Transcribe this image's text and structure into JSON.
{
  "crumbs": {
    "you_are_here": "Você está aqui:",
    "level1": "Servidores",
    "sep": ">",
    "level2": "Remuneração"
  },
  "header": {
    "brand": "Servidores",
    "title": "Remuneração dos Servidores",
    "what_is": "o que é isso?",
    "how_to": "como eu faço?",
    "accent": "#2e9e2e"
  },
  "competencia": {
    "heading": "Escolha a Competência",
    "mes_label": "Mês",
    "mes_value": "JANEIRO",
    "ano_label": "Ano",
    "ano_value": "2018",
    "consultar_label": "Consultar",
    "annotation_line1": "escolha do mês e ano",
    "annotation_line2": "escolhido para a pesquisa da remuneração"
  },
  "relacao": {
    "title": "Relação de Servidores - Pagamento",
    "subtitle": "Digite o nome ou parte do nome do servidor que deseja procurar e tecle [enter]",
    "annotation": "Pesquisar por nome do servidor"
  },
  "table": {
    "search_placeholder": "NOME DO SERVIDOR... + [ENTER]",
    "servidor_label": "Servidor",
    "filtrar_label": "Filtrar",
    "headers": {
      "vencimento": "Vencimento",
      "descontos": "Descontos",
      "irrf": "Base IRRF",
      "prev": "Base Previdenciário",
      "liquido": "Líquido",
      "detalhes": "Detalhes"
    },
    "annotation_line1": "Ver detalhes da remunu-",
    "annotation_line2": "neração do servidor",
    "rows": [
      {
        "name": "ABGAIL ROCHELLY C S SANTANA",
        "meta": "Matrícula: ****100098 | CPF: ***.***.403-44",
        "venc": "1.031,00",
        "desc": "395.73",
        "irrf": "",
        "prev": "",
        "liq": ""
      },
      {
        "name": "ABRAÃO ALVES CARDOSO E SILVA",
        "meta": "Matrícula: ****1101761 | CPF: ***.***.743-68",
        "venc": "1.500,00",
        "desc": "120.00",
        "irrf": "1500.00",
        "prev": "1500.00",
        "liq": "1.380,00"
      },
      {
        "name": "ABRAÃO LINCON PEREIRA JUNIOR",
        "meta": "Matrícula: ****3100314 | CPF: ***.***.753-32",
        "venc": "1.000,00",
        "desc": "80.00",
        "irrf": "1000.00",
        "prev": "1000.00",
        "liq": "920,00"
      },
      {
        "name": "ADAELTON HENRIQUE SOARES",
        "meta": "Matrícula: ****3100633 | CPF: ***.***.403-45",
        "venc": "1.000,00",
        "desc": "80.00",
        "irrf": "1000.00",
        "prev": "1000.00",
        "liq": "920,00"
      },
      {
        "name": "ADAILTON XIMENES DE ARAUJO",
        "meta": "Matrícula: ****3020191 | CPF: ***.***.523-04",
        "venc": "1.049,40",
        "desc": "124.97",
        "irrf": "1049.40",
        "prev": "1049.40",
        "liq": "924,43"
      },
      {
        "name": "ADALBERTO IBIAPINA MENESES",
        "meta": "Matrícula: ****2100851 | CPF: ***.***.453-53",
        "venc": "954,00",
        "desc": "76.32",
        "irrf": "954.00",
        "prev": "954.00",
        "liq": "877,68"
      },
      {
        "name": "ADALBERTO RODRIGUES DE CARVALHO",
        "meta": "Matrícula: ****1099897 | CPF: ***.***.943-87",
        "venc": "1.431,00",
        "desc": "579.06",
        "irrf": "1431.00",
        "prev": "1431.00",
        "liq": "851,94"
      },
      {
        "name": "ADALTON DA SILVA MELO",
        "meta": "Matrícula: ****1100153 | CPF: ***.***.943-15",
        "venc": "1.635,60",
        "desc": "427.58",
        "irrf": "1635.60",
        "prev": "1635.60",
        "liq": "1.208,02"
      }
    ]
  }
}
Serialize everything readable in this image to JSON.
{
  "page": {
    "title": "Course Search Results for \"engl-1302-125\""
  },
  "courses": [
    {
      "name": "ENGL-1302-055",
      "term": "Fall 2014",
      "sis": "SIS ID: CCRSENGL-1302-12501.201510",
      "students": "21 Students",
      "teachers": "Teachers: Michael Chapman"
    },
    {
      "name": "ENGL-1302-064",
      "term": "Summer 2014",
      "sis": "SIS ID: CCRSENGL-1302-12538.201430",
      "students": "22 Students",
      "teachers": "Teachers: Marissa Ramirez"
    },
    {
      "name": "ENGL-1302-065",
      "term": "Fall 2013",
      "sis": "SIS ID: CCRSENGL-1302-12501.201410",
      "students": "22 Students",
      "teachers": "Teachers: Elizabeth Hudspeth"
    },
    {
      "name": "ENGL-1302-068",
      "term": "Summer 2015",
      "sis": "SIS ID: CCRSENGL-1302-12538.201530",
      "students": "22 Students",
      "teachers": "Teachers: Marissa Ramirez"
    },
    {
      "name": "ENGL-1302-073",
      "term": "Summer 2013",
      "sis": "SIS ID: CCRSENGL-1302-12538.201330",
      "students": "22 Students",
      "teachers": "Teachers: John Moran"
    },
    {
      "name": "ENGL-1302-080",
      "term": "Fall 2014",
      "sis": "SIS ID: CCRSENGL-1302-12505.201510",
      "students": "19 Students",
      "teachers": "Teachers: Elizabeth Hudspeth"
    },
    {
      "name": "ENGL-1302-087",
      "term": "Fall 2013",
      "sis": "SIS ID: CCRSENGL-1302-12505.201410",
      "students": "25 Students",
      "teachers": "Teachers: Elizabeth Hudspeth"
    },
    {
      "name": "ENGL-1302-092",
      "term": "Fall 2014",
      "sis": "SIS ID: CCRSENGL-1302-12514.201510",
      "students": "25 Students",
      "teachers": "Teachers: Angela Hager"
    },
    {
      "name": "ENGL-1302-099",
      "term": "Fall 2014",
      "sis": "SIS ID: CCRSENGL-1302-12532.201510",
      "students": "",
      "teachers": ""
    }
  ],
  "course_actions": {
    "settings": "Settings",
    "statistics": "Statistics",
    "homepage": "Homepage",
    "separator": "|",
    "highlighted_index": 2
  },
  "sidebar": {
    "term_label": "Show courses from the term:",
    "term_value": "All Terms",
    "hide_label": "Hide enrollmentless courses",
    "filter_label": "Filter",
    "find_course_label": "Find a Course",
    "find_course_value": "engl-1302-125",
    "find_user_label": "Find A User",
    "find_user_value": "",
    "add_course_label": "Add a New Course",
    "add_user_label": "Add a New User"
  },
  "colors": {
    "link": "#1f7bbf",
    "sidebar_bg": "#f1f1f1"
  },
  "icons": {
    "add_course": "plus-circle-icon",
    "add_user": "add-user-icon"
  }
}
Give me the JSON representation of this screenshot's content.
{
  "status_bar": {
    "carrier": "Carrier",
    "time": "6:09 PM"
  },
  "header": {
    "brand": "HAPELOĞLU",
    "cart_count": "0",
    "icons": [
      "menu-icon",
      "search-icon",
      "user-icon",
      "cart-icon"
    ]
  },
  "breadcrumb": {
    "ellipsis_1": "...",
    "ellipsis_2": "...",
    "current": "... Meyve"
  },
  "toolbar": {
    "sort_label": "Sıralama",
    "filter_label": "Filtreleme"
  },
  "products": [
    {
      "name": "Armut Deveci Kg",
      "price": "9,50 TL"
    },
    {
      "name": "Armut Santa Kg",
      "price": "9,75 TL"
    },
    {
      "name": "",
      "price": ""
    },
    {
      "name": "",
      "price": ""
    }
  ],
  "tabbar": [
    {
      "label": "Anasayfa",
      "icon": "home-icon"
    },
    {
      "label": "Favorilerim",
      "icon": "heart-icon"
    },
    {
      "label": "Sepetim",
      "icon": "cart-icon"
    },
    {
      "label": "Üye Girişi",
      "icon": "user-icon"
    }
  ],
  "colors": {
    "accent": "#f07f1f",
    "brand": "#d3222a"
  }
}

* _WHAT IS BEING ASKED_: What is the number of lines that contain "SILVA"? Reply with that number alone.

* _COMPLETE OUTPUT_: 2